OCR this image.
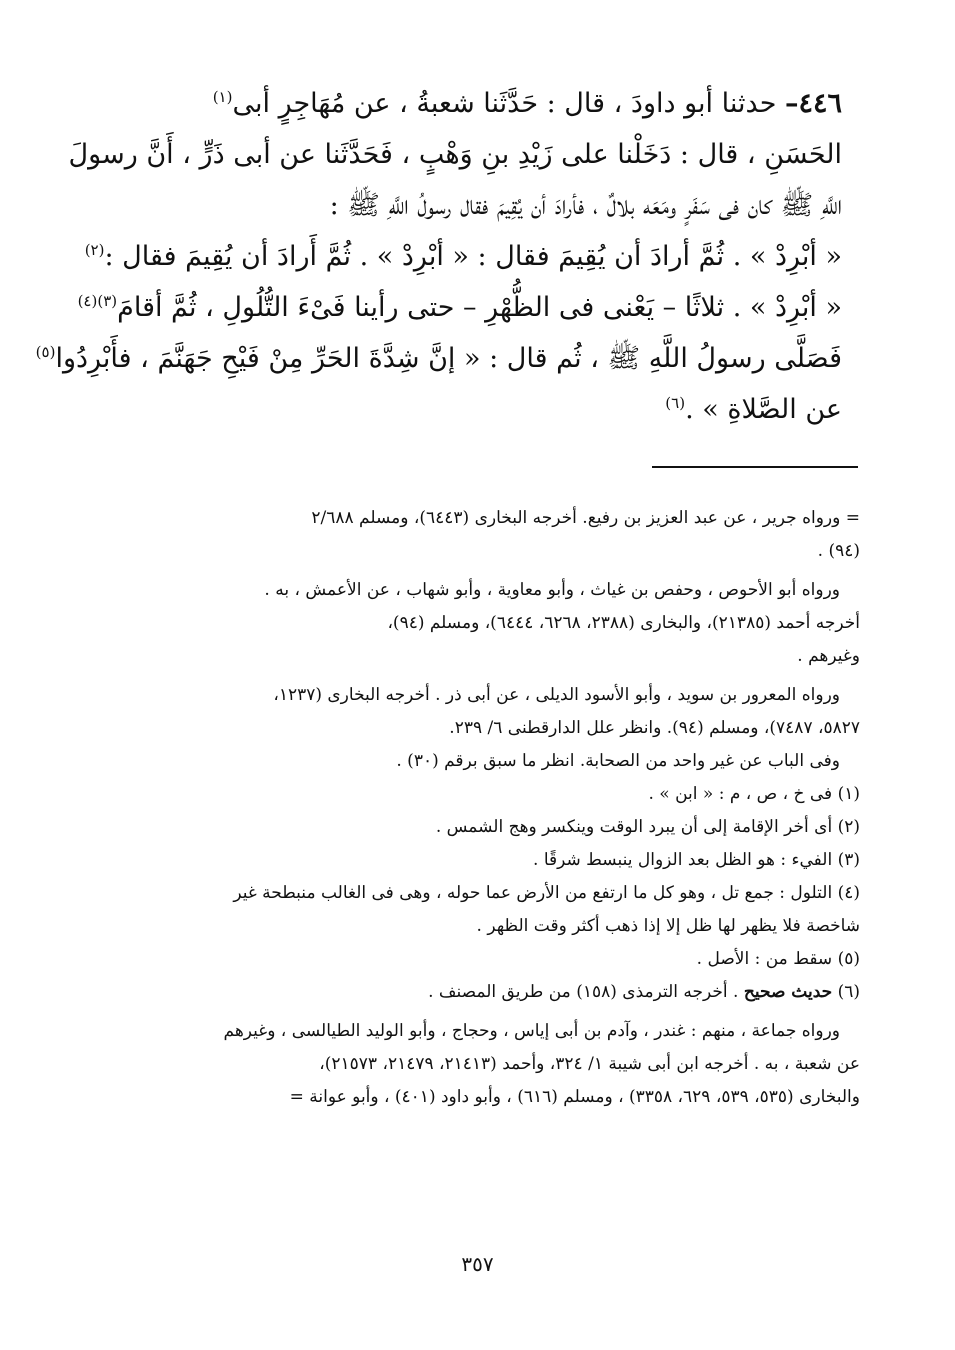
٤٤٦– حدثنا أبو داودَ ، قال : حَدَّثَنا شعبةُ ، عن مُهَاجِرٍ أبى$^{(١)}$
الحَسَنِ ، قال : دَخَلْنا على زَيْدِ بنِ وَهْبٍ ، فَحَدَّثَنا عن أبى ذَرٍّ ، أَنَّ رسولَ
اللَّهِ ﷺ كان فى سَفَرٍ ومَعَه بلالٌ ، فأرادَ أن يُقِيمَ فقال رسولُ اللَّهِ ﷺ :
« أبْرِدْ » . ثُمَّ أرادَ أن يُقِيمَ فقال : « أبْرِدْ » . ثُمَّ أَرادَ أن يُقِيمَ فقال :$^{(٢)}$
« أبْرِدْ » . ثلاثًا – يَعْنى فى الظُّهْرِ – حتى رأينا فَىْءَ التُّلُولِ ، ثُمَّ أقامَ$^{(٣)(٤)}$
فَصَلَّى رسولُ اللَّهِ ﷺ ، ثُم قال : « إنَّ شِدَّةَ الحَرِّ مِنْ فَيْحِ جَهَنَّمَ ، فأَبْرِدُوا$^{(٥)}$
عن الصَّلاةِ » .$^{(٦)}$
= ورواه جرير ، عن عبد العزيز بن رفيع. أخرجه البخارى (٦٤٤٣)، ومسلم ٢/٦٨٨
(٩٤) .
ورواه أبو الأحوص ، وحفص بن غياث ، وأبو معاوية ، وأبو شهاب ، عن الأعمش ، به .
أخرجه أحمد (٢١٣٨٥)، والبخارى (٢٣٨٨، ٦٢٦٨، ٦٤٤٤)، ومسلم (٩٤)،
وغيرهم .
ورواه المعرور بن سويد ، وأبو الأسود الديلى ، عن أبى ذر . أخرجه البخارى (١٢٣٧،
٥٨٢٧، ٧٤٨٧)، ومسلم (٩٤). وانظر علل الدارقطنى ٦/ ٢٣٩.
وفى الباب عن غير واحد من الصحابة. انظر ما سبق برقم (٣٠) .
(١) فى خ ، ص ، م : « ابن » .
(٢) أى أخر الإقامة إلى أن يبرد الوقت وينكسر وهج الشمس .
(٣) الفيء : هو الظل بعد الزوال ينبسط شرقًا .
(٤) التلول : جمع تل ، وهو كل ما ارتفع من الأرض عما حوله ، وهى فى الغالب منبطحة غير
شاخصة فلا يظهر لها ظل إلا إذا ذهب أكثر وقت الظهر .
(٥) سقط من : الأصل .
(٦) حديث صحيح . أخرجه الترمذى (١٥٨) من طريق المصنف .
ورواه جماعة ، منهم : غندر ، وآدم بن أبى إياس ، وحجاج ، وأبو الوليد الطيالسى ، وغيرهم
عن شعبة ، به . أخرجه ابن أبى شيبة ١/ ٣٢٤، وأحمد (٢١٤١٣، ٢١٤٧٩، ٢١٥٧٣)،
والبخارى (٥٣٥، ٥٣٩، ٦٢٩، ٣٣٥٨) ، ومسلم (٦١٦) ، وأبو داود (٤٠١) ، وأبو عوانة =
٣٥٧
:::::
## Problem to solve
Identify every line above with the string "أخرجه" in it. Copy those lines.

## Solution
= ورواه جرير ، عن عبد العزيز بن رفيع. أخرجه البخارى (٦٤٤٣)، ومسلم ٢/٦٨٨
أخرجه أحمد (٢١٣٨٥)، والبخارى (٢٣٨٨، ٦٢٦٨، ٦٤٤٤)، ومسلم (٩٤)،
ورواه المعرور بن سويد ، وأبو الأسود الديلى ، عن أبى ذر . أخرجه البخارى (١٢٣٧،
(٦) حديث صحيح . أخرجه الترمذى (١٥٨) من طريق المصنف .
عن شعبة ، به . أخرجه ابن أبى شيبة ١/ ٣٢٤، وأحمد (٢١٤١٣، ٢١٤٧٩، ٢١٥٧٣)،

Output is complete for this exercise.